Dataset entries:
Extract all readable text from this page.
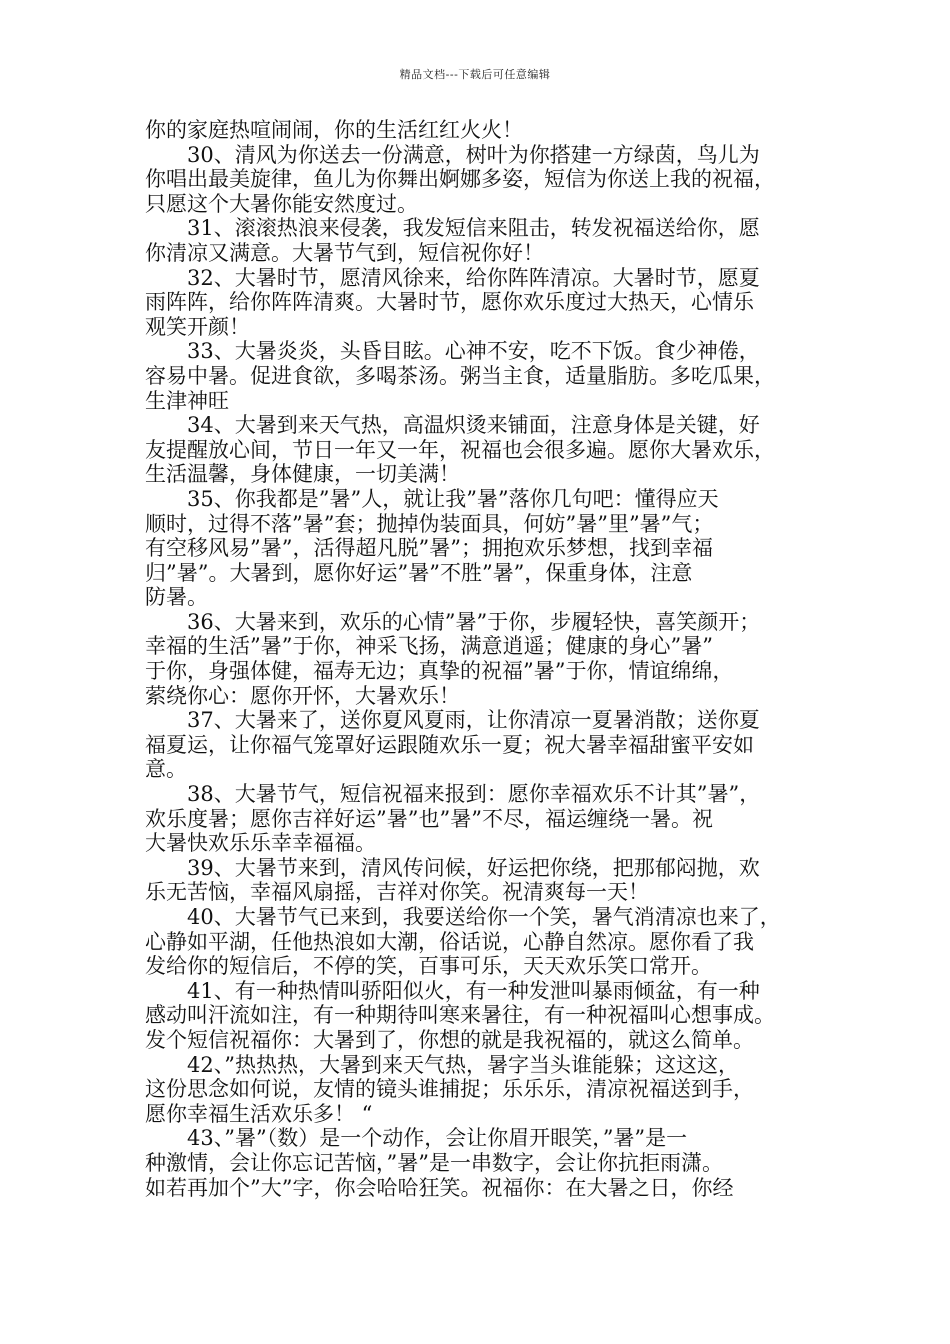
精品文档---下载后可任意编辑

你的家庭热喧闹闹，你的生活红红火火！

30、清风为你送去一份满意，树叶为你搭建一方绿茵，鸟儿为
你唱出最美旋律，鱼儿为你舞出婀娜多姿，短信为你送上我的祝福，
只愿这个大暑你能安然度过。

31、滚滚热浪来侵袭，我发短信来阻击，转发祝福送给你，愿
你清凉又满意。大暑节气到，短信祝你好！

32、大暑时节，愿清风徐来，给你阵阵清凉。大暑时节，愿夏
雨阵阵，给你阵阵清爽。大暑时节，愿你欢乐度过大热天，心情乐
观笑开颜！

33、大暑炎炎，头昏目眩。心神不安，吃不下饭。食少神倦，
容易中暑。促进食欲，多喝茶汤。粥当主食，适量脂肪。多吃瓜果，
生津神旺

34、大暑到来天气热，高温炽烫来铺面，注意身体是关键，好
友提醒放心间，节日一年又一年，祝福也会很多遍。愿你大暑欢乐，
生活温馨，身体健康，一切美满！

35、你我都是”暑”人，就让我”暑”落你几句吧：懂得应天
顺时，过得不落”暑”套；抛掉伪装面具，何妨”暑”里”暑”气；
有空移风易”暑”，活得超凡脱”暑”；拥抱欢乐梦想，找到幸福
归”暑”。大暑到，愿你好运”暑”不胜”暑”，保重身体，注意
防暑。

36、大暑来到，欢乐的心情”暑”于你，步履轻快，喜笑颜开；
幸福的生活”暑”于你，神采飞扬，满意逍遥；健康的身心”暑”
于你，身强体健，福寿无边；真挚的祝福”暑”于你，情谊绵绵，
萦绕你心：愿你开怀，大暑欢乐！

37、大暑来了，送你夏风夏雨，让你清凉一夏暑消散；送你夏
福夏运，让你福气笼罩好运跟随欢乐一夏；祝大暑幸福甜蜜平安如
意。

38、大暑节气，短信祝福来报到：愿你幸福欢乐不计其”暑”，
欢乐度暑；愿你吉祥好运”暑”也”暑”不尽，福运缠绕一暑。祝
大暑快欢乐乐幸幸福福。

39、大暑节来到，清风传问候，好运把你绕，把那郁闷抛，欢
乐无苦恼，幸福风扇摇，吉祥对你笑。祝清爽每一天！

40、大暑节气已来到，我要送给你一个笑，暑气消清凉也来了，
心静如平湖，任他热浪如大潮，俗话说，心静自然凉。愿你看了我
发给你的短信后，不停的笑，百事可乐，天天欢乐笑口常开。

41、有一种热情叫骄阳似火，有一种发泄叫暴雨倾盆，有一种
感动叫汗流如注，有一种期待叫寒来暑往，有一种祝福叫心想事成。
发个短信祝福你：大暑到了，你想的就是我祝福的，就这么简单。

42、”热热热，大暑到来天气热，暑字当头谁能躲；这这这，
这份思念如何说，友情的镜头谁捕捉；乐乐乐，清凉祝福送到手，
愿你幸福生活欢乐多！ “

43、”暑”（数）是一个动作，会让你眉开眼笑，”暑”是一
种激情，会让你忘记苦恼，”暑”是一串数字，会让你抗拒雨潇。
如若再加个”大”字，你会哈哈狂笑。祝福你：在大暑之日，你经
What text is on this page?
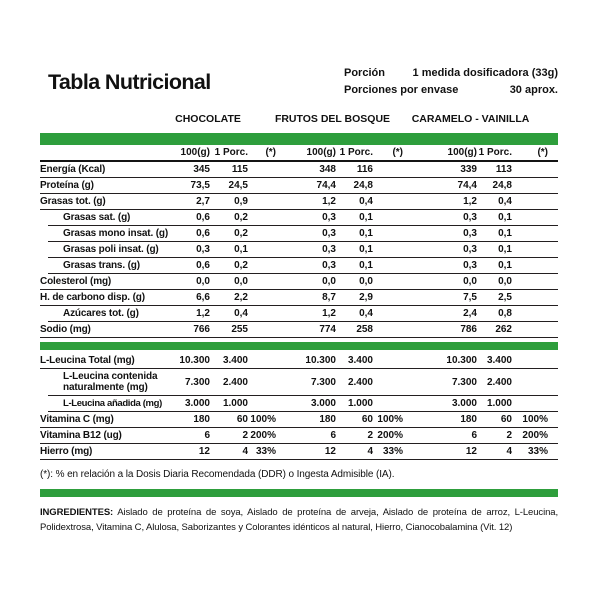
Tabla Nutricional	Porción	1 medida dosificadora (33g)
Porciones por envase	30 aprox.
CHOCOLATE	FRUTOS DEL BOSQUE CARAMELO - VAINILLA
100(g) 1 Porc.	(*)	100(g) 1 Porc.	(*)	100(g) 1 Porc.	(*)
Energía (Kcal)	345	115	348	116	339	113
Proteína (g)	73,5	24,5	74,4	24,8	74,4	24,8
Grasas tot. (g)	2,7	0,9	1,2	0,4	1,2	0,4
Grasas sat. (g)	0,6	0,2	0,3	0,1	0,3	0,1
Grasas mono insat. (g)	0,6	0,2	0,3	0,1	0,3	0,1
Grasas poli insat. (g)	0,3	0,1	0,3	0,1	0,3	0,1
Grasas trans. (g)	0,6	0,2	0,3	0,1	0,3	0,1
Colesterol (mg)	0,0	0,0	0,0	0,0	0,0	0,0
H. de carbono disp. (g)	6,6	2,2	8,7	2,9	7,5	2,5
Azúcares tot. (g)	1,2	0,4	1,2	0,4	2,4	0,8
Sodio (mg)	766	255	774	258	786	262
L-Leucina Total (mg)	10.300	3.400	10.300	3.400	10.300 3.400
L-Leucina contenida naturalmente (mg)	7.300	2.400	7.300	2.400	7.300 2.400
L-Leucina añadida (mg)	3.000	1.000	3.000	1.000	3.000 1.000
Vitamina C (mg)	180	60 100%	180	60 100%	180	60	100%
Vitamina B12 (ug)	6	2 200%	6	2 200%	6	2	200%
Hierro (mg)	12	4 33%	12	4 33%	12	4	33%
(*): % en relación a la Dosis Diaria Recomendada (DDR) o Ingesta Admisible (IA).

INGREDIENTES: Aislado de proteína de soya, Aislado de proteína de arveja, Aislado de proteína de arroz, L-Leucina, Polidextrosa, Vitamina C, Alulosa, Saborizantes y Colorantes idénticos al natural, Hierro, Cianocobalamina (Vit. 12)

What you should do:
Check each line of the listing above for the string "大暑到来天气热", then report only how many lines have it.

Worked solution:
2